The request >>
Write out the data below exactly as given, without any of its pictures.

Material provided >>
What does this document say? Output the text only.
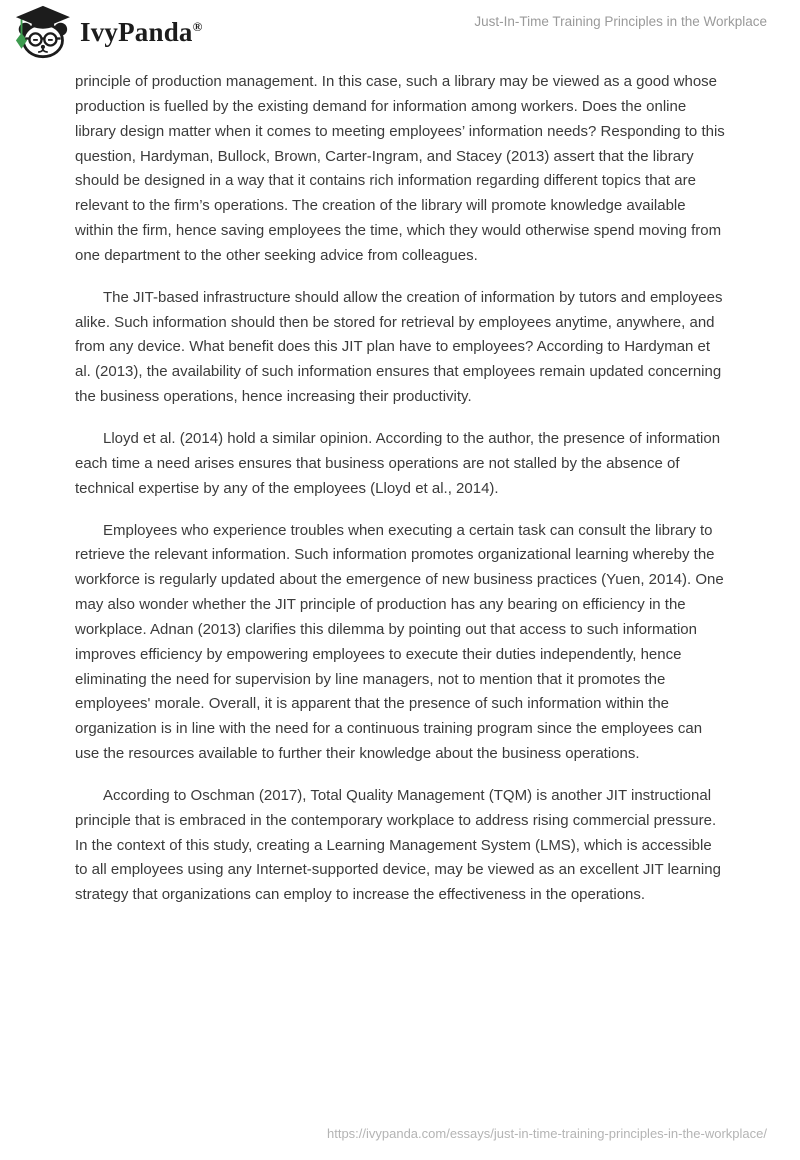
IvyPanda®	Just-In-Time Training Principles in the Workplace

principle of production management. In this case, such a library may be viewed as a good whose production is fuelled by the existing demand for information among workers. Does the online library design matter when it comes to meeting employees’ information needs? Responding to this question, Hardyman, Bullock, Brown, Carter-Ingram, and Stacey (2013) assert that the library should be designed in a way that it contains rich information regarding different topics that are relevant to the firm’s operations. The creation of the library will promote knowledge available within the firm, hence saving employees the time, which they would otherwise spend moving from one department to the other seeking advice from colleagues.

The JIT-based infrastructure should allow the creation of information by tutors and employees alike. Such information should then be stored for retrieval by employees anytime, anywhere, and from any device. What benefit does this JIT plan have to employees? According to Hardyman et al. (2013), the availability of such information ensures that employees remain updated concerning the business operations, hence increasing their productivity.

Lloyd et al. (2014) hold a similar opinion. According to the author, the presence of information each time a need arises ensures that business operations are not stalled by the absence of technical expertise by any of the employees (Lloyd et al., 2014).

Employees who experience troubles when executing a certain task can consult the library to retrieve the relevant information. Such information promotes organizational learning whereby the workforce is regularly updated about the emergence of new business practices (Yuen, 2014). One may also wonder whether the JIT principle of production has any bearing on efficiency in the workplace. Adnan (2013) clarifies this dilemma by pointing out that access to such information improves efficiency by empowering employees to execute their duties independently, hence eliminating the need for supervision by line managers, not to mention that it promotes the employees' morale. Overall, it is apparent that the presence of such information within the organization is in line with the need for a continuous training program since the employees can use the resources available to further their knowledge about the business operations.

According to Oschman (2017), Total Quality Management (TQM) is another JIT instructional principle that is embraced in the contemporary workplace to address rising commercial pressure. In the context of this study, creating a Learning Management System (LMS), which is accessible to all employees using any Internet-supported device, may be viewed as an excellent JIT learning strategy that organizations can employ to increase the effectiveness in the operations.

https://ivypanda.com/essays/just-in-time-training-principles-in-the-workplace/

Result for this task >>
What does this document say? Output the text only.
IvyPanda®	Just-In-Time Training Principles in the Workplace

principle of production management. In this case, such a library may be viewed as a good whose production is fuelled by the existing demand for information among workers. Does the online library design matter when it comes to meeting employees’ information needs? Responding to this question, Hardyman, Bullock, Brown, Carter-Ingram, and Stacey (2013) assert that the library should be designed in a way that it contains rich information regarding different topics that are relevant to the firm’s operations. The creation of the library will promote knowledge available within the firm, hence saving employees the time, which they would otherwise spend moving from one department to the other seeking advice from colleagues.

The JIT-based infrastructure should allow the creation of information by tutors and employees alike. Such information should then be stored for retrieval by employees anytime, anywhere, and from any device. What benefit does this JIT plan have to employees? According to Hardyman et al. (2013), the availability of such information ensures that employees remain updated concerning the business operations, hence increasing their productivity.

Lloyd et al. (2014) hold a similar opinion. According to the author, the presence of information each time a need arises ensures that business operations are not stalled by the absence of technical expertise by any of the employees (Lloyd et al., 2014).

Employees who experience troubles when executing a certain task can consult the library to retrieve the relevant information. Such information promotes organizational learning whereby the workforce is regularly updated about the emergence of new business practices (Yuen, 2014). One may also wonder whether the JIT principle of production has any bearing on efficiency in the workplace. Adnan (2013) clarifies this dilemma by pointing out that access to such information improves efficiency by empowering employees to execute their duties independently, hence eliminating the need for supervision by line managers, not to mention that it promotes the employees' morale. Overall, it is apparent that the presence of such information within the organization is in line with the need for a continuous training program since the employees can use the resources available to further their knowledge about the business operations.

According to Oschman (2017), Total Quality Management (TQM) is another JIT instructional principle that is embraced in the contemporary workplace to address rising commercial pressure. In the context of this study, creating a Learning Management System (LMS), which is accessible to all employees using any Internet-supported device, may be viewed as an excellent JIT learning strategy that organizations can employ to increase the effectiveness in the operations.

https://ivypanda.com/essays/just-in-time-training-principles-in-the-workplace/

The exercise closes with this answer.